**Records to use:**
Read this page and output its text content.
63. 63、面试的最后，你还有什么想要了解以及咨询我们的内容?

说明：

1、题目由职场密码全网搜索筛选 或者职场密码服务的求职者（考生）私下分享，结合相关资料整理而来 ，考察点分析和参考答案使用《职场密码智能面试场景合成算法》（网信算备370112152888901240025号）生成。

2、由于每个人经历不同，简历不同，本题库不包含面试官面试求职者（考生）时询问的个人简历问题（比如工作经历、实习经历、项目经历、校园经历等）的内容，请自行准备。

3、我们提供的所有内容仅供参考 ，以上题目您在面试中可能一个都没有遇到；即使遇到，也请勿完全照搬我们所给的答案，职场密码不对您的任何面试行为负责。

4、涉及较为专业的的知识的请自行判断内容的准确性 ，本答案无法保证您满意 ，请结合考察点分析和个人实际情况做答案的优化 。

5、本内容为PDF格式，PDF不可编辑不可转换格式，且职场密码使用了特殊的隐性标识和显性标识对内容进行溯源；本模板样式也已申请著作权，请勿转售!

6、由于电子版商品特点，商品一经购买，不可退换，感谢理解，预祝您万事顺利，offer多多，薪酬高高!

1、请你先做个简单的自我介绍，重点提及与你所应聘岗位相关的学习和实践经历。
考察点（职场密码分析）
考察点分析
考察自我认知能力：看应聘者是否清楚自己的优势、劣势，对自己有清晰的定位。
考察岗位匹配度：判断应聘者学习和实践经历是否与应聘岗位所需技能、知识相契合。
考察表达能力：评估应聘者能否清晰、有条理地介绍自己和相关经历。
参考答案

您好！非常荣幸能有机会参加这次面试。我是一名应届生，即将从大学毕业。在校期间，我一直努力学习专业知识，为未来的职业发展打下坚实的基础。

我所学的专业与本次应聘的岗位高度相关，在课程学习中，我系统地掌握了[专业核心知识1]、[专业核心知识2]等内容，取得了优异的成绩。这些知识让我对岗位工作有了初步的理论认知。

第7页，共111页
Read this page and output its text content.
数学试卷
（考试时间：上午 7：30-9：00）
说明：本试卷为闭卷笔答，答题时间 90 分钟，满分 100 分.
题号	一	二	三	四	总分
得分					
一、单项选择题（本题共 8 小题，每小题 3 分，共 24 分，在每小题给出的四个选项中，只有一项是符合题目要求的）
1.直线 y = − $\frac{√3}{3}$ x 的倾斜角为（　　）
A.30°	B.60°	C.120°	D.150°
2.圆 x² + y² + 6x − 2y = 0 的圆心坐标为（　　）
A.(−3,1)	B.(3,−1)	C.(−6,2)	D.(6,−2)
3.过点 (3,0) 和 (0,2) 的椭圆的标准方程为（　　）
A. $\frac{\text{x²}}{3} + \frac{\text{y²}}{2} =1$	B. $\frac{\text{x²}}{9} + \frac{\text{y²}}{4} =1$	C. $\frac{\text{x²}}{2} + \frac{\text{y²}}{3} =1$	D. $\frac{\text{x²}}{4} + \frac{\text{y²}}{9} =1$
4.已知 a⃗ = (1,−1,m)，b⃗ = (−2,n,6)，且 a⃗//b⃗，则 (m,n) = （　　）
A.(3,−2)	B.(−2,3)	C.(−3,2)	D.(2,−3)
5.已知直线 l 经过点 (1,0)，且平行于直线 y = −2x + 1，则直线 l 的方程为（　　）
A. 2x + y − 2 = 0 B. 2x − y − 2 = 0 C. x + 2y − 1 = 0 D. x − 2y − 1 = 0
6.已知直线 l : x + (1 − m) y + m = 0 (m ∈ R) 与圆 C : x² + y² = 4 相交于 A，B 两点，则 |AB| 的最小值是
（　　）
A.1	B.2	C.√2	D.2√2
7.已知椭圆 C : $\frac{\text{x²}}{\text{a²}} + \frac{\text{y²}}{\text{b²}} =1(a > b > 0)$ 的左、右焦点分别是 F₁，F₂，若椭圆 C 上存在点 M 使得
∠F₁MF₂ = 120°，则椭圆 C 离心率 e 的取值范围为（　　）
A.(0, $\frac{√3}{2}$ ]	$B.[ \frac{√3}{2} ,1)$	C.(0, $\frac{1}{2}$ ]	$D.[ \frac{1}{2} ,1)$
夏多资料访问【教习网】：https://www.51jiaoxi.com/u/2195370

**Exercise prompt:** Take the entries above and transcribe them exactly.

**Problem solution:**
Read this page and output its text content.
63. 63、面试的最后，你还有什么想要了解以及咨询我们的内容?

说明：

1、题目由职场密码全网搜索筛选 或者职场密码服务的求职者（考生）私下分享，结合相关资料整理而来 ，考察点分析和参考答案使用《职场密码智能面试场景合成算法》（网信算备370112152888901240025号）生成。

2、由于每个人经历不同，简历不同，本题库不包含面试官面试求职者（考生）时询问的个人简历问题（比如工作经历、实习经历、项目经历、校园经历等）的内容，请自行准备。

3、我们提供的所有内容仅供参考 ，以上题目您在面试中可能一个都没有遇到；即使遇到，也请勿完全照搬我们所给的答案，职场密码不对您的任何面试行为负责。

4、涉及较为专业的的知识的请自行判断内容的准确性 ，本答案无法保证您满意 ，请结合考察点分析和个人实际情况做答案的优化 。

5、本内容为PDF格式，PDF不可编辑不可转换格式，且职场密码使用了特殊的隐性标识和显性标识对内容进行溯源；本模板样式也已申请著作权，请勿转售!

6、由于电子版商品特点，商品一经购买，不可退换，感谢理解，预祝您万事顺利，offer多多，薪酬高高!

1、请你先做个简单的自我介绍，重点提及与你所应聘岗位相关的学习和实践经历。
考察点（职场密码分析）
考察点分析
考察自我认知能力：看应聘者是否清楚自己的优势、劣势，对自己有清晰的定位。
考察岗位匹配度：判断应聘者学习和实践经历是否与应聘岗位所需技能、知识相契合。
考察表达能力：评估应聘者能否清晰、有条理地介绍自己和相关经历。
参考答案

您好！非常荣幸能有机会参加这次面试。我是一名应届生，即将从大学毕业。在校期间，我一直努力学习专业知识，为未来的职业发展打下坚实的基础。

我所学的专业与本次应聘的岗位高度相关，在课程学习中，我系统地掌握了[专业核心知识1]、[专业核心知识2]等内容，取得了优异的成绩。这些知识让我对岗位工作有了初步的理论认知。

第7页，共111页
Read this page and output its text content.
数学试卷
（考试时间：上午 7：30-9：00）
说明：本试卷为闭卷笔答，答题时间 90 分钟，满分 100 分.
题号	一	二	三	四	总分
得分					
一、单项选择题（本题共 8 小题，每小题 3 分，共 24 分，在每小题给出的四个选项中，只有一项是符合题目要求的）
1.直线 y = − $\frac{√3}{3}$ x 的倾斜角为（　　）
A.30°	B.60°	C.120°	D.150°
2.圆 x² + y² + 6x − 2y = 0 的圆心坐标为（　　）
A.(−3,1)	B.(3,−1)	C.(−6,2)	D.(6,−2)
3.过点 (3,0) 和 (0,2) 的椭圆的标准方程为（　　）
A. $\frac{\text{x²}}{3} + \frac{\text{y²}}{2} =1$	B. $\frac{\text{x²}}{9} + \frac{\text{y²}}{4} =1$	C. $\frac{\text{x²}}{2} + \frac{\text{y²}}{3} =1$	D. $\frac{\text{x²}}{4} + \frac{\text{y²}}{9} =1$
4.已知 a⃗ = (1,−1,m)，b⃗ = (−2,n,6)，且 a⃗//b⃗，则 (m,n) = （　　）
A.(3,−2)	B.(−2,3)	C.(−3,2)	D.(2,−3)
5.已知直线 l 经过点 (1,0)，且平行于直线 y = −2x + 1，则直线 l 的方程为（　　）
A. 2x + y − 2 = 0 B. 2x − y − 2 = 0 C. x + 2y − 1 = 0 D. x − 2y − 1 = 0
6.已知直线 l : x + (1 − m) y + m = 0 (m ∈ R) 与圆 C : x² + y² = 4 相交于 A，B 两点，则 |AB| 的最小值是
（　　）
A.1	B.2	C.√2	D.2√2
7.已知椭圆 C : $\frac{\text{x²}}{\text{a²}} + \frac{\text{y²}}{\text{b²}} =1(a > b > 0)$ 的左、右焦点分别是 F₁，F₂，若椭圆 C 上存在点 M 使得
∠F₁MF₂ = 120°，则椭圆 C 离心率 e 的取值范围为（　　）
A.(0, $\frac{√3}{2}$ ]	$B.[ \frac{√3}{2} ,1)$	C.(0, $\frac{1}{2}$ ]	$D.[ \frac{1}{2} ,1)$
夏多资料访问【教习网】：https://www.51jiaoxi.com/u/2195370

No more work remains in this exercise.